▼▼▼

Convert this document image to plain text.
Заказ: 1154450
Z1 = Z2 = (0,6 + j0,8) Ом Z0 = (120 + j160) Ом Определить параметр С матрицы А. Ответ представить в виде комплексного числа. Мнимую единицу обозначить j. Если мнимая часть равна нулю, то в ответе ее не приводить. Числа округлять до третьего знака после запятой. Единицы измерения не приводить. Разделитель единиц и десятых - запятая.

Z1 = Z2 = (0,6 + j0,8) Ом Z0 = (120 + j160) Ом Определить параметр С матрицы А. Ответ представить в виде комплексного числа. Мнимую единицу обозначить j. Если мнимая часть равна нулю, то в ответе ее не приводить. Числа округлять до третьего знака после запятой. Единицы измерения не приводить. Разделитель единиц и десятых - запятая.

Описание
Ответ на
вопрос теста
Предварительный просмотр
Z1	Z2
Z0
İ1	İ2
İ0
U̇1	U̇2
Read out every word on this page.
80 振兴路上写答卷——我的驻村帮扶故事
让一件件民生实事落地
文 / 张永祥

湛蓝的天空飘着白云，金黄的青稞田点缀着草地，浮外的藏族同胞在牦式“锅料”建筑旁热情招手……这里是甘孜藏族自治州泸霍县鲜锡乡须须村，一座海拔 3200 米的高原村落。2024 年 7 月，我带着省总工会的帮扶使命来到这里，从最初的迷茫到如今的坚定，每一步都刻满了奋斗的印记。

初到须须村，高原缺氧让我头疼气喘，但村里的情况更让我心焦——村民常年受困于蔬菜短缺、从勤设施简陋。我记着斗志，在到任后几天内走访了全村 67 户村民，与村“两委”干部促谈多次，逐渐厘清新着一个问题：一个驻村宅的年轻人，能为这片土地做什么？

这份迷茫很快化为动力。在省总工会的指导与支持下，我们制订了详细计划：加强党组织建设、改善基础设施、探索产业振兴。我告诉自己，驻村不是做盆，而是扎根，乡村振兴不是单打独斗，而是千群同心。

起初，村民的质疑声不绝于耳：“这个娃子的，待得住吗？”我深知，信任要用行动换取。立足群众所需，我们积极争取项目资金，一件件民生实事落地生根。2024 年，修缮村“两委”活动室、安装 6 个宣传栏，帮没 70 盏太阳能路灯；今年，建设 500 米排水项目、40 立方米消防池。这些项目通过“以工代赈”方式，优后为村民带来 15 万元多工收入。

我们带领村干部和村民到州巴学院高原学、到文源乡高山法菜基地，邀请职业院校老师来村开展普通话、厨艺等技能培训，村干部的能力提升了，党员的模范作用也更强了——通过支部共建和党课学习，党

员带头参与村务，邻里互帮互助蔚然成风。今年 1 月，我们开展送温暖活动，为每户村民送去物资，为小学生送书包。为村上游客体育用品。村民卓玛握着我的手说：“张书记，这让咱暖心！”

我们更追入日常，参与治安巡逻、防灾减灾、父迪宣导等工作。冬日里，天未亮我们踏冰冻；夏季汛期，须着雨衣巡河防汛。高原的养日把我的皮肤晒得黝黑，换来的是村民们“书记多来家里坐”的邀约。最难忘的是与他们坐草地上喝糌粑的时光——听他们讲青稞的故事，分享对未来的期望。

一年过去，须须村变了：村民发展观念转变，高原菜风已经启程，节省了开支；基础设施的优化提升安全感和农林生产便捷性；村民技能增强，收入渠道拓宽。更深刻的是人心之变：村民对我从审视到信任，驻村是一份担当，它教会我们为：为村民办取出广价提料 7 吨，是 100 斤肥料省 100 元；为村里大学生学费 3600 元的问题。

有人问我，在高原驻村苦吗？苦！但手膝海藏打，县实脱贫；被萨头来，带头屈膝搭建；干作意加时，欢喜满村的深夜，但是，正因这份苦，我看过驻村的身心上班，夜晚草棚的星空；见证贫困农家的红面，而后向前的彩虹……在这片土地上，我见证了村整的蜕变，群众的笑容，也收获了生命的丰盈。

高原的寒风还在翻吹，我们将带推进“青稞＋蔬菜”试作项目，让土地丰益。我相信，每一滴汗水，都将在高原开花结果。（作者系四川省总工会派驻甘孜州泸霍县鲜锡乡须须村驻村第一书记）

▲▲▲

[Written instruction]:
Quote all of the entries verbatim.

[Final result]:
Convert this document image to plain text.
Заказ: 1154450
Z1 = Z2 = (0,6 + j0,8) Ом Z0 = (120 + j160) Ом Определить параметр С матрицы А. Ответ представить в виде комплексного числа. Мнимую единицу обозначить j. Если мнимая часть равна нулю, то в ответе ее не приводить. Числа округлять до третьего знака после запятой. Единицы измерения не приводить. Разделитель единиц и десятых - запятая.

Z1 = Z2 = (0,6 + j0,8) Ом Z0 = (120 + j160) Ом Определить параметр С матрицы А. Ответ представить в виде комплексного числа. Мнимую единицу обозначить j. Если мнимая часть равна нулю, то в ответе ее не приводить. Числа округлять до третьего знака после запятой. Единицы измерения не приводить. Разделитель единиц и десятых - запятая.

Описание
Ответ на
вопрос теста
Предварительный просмотр
Z1	Z2
Z0
İ1	İ2
İ0
U̇1	U̇2
Read out every word on this page.
80 振兴路上写答卷——我的驻村帮扶故事
让一件件民生实事落地
文 / 张永祥

湛蓝的天空飘着白云，金黄的青稞田点缀着草地，浮外的藏族同胞在牦式“锅料”建筑旁热情招手……这里是甘孜藏族自治州泸霍县鲜锡乡须须村，一座海拔 3200 米的高原村落。2024 年 7 月，我带着省总工会的帮扶使命来到这里，从最初的迷茫到如今的坚定，每一步都刻满了奋斗的印记。

初到须须村，高原缺氧让我头疼气喘，但村里的情况更让我心焦——村民常年受困于蔬菜短缺、从勤设施简陋。我记着斗志，在到任后几天内走访了全村 67 户村民，与村“两委”干部促谈多次，逐渐厘清新着一个问题：一个驻村宅的年轻人，能为这片土地做什么？

这份迷茫很快化为动力。在省总工会的指导与支持下，我们制订了详细计划：加强党组织建设、改善基础设施、探索产业振兴。我告诉自己，驻村不是做盆，而是扎根，乡村振兴不是单打独斗，而是千群同心。

起初，村民的质疑声不绝于耳：“这个娃子的，待得住吗？”我深知，信任要用行动换取。立足群众所需，我们积极争取项目资金，一件件民生实事落地生根。2024 年，修缮村“两委”活动室、安装 6 个宣传栏，帮没 70 盏太阳能路灯；今年，建设 500 米排水项目、40 立方米消防池。这些项目通过“以工代赈”方式，优后为村民带来 15 万元多工收入。

我们带领村干部和村民到州巴学院高原学、到文源乡高山法菜基地，邀请职业院校老师来村开展普通话、厨艺等技能培训，村干部的能力提升了，党员的模范作用也更强了——通过支部共建和党课学习，党

员带头参与村务，邻里互帮互助蔚然成风。今年 1 月，我们开展送温暖活动，为每户村民送去物资，为小学生送书包。为村上游客体育用品。村民卓玛握着我的手说：“张书记，这让咱暖心！”

我们更追入日常，参与治安巡逻、防灾减灾、父迪宣导等工作。冬日里，天未亮我们踏冰冻；夏季汛期，须着雨衣巡河防汛。高原的养日把我的皮肤晒得黝黑，换来的是村民们“书记多来家里坐”的邀约。最难忘的是与他们坐草地上喝糌粑的时光——听他们讲青稞的故事，分享对未来的期望。

一年过去，须须村变了：村民发展观念转变，高原菜风已经启程，节省了开支；基础设施的优化提升安全感和农林生产便捷性；村民技能增强，收入渠道拓宽。更深刻的是人心之变：村民对我从审视到信任，驻村是一份担当，它教会我们为：为村民办取出广价提料 7 吨，是 100 斤肥料省 100 元；为村里大学生学费 3600 元的问题。

有人问我，在高原驻村苦吗？苦！但手膝海藏打，县实脱贫；被萨头来，带头屈膝搭建；干作意加时，欢喜满村的深夜，但是，正因这份苦，我看过驻村的身心上班，夜晚草棚的星空；见证贫困农家的红面，而后向前的彩虹……在这片土地上，我见证了村整的蜕变，群众的笑容，也收获了生命的丰盈。

高原的寒风还在翻吹，我们将带推进“青稞＋蔬菜”试作项目，让土地丰益。我相信，每一滴汗水，都将在高原开花结果。（作者系四川省总工会派驻甘孜州泸霍县鲜锡乡须须村驻村第一书记）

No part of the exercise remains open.